BEGIN Input for this task

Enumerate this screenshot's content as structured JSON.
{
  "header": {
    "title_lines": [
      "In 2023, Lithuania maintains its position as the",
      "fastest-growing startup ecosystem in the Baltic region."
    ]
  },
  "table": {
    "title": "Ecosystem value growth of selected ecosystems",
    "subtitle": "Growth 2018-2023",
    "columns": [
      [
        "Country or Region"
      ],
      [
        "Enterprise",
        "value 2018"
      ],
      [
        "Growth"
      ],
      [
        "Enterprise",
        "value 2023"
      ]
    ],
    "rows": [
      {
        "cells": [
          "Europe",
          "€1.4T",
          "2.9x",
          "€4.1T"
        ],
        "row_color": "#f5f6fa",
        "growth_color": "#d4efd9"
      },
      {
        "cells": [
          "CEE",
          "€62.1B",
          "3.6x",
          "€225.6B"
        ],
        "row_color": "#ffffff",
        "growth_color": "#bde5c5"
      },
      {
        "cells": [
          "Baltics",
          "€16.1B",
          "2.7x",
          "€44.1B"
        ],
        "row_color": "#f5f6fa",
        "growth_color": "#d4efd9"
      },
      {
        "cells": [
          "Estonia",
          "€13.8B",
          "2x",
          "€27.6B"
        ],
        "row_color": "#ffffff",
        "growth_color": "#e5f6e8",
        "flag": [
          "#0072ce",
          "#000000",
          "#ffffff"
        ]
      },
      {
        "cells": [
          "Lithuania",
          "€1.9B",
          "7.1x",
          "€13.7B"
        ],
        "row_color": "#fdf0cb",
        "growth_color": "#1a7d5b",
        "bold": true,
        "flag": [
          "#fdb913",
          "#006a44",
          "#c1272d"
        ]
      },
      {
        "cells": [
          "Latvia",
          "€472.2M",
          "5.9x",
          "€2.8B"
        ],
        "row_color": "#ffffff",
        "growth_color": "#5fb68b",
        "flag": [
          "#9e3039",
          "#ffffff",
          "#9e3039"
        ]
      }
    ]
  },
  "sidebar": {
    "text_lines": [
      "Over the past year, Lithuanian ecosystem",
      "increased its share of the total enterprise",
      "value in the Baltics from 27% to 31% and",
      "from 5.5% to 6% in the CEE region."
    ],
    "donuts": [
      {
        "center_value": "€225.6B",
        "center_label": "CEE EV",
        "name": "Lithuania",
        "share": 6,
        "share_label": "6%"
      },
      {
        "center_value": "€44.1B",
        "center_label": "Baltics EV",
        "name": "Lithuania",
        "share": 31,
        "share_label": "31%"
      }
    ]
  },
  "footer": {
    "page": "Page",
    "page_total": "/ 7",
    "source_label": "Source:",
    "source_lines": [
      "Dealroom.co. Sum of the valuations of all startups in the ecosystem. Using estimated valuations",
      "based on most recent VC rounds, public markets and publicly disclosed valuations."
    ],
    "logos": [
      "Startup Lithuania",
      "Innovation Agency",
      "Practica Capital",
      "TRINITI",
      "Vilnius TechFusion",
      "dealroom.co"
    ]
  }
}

END Input for this task

- _What is needed_
Word for word, restate all of the data shown above.

- _Correct result_
Enumerate this screenshot's content as structured JSON.
{
  "header": {
    "title_lines": [
      "In 2023, Lithuania maintains its position as the",
      "fastest-growing startup ecosystem in the Baltic region."
    ]
  },
  "table": {
    "title": "Ecosystem value growth of selected ecosystems",
    "subtitle": "Growth 2018-2023",
    "columns": [
      [
        "Country or Region"
      ],
      [
        "Enterprise",
        "value 2018"
      ],
      [
        "Growth"
      ],
      [
        "Enterprise",
        "value 2023"
      ]
    ],
    "rows": [
      {
        "cells": [
          "Europe",
          "€1.4T",
          "2.9x",
          "€4.1T"
        ],
        "row_color": "#f5f6fa",
        "growth_color": "#d4efd9"
      },
      {
        "cells": [
          "CEE",
          "€62.1B",
          "3.6x",
          "€225.6B"
        ],
        "row_color": "#ffffff",
        "growth_color": "#bde5c5"
      },
      {
        "cells": [
          "Baltics",
          "€16.1B",
          "2.7x",
          "€44.1B"
        ],
        "row_color": "#f5f6fa",
        "growth_color": "#d4efd9"
      },
      {
        "cells": [
          "Estonia",
          "€13.8B",
          "2x",
          "€27.6B"
        ],
        "row_color": "#ffffff",
        "growth_color": "#e5f6e8",
        "flag": [
          "#0072ce",
          "#000000",
          "#ffffff"
        ]
      },
      {
        "cells": [
          "Lithuania",
          "€1.9B",
          "7.1x",
          "€13.7B"
        ],
        "row_color": "#fdf0cb",
        "growth_color": "#1a7d5b",
        "bold": true,
        "flag": [
          "#fdb913",
          "#006a44",
          "#c1272d"
        ]
      },
      {
        "cells": [
          "Latvia",
          "€472.2M",
          "5.9x",
          "€2.8B"
        ],
        "row_color": "#ffffff",
        "growth_color": "#5fb68b",
        "flag": [
          "#9e3039",
          "#ffffff",
          "#9e3039"
        ]
      }
    ]
  },
  "sidebar": {
    "text_lines": [
      "Over the past year, Lithuanian ecosystem",
      "increased its share of the total enterprise",
      "value in the Baltics from 27% to 31% and",
      "from 5.5% to 6% in the CEE region."
    ],
    "donuts": [
      {
        "center_value": "€225.6B",
        "center_label": "CEE EV",
        "name": "Lithuania",
        "share": 6,
        "share_label": "6%"
      },
      {
        "center_value": "€44.1B",
        "center_label": "Baltics EV",
        "name": "Lithuania",
        "share": 31,
        "share_label": "31%"
      }
    ]
  },
  "footer": {
    "page": "Page",
    "page_total": "/ 7",
    "source_label": "Source:",
    "source_lines": [
      "Dealroom.co. Sum of the valuations of all startups in the ecosystem. Using estimated valuations",
      "based on most recent VC rounds, public markets and publicly disclosed valuations."
    ],
    "logos": [
      "Startup Lithuania",
      "Innovation Agency",
      "Practica Capital",
      "TRINITI",
      "Vilnius TechFusion",
      "dealroom.co"
    ]
  }
}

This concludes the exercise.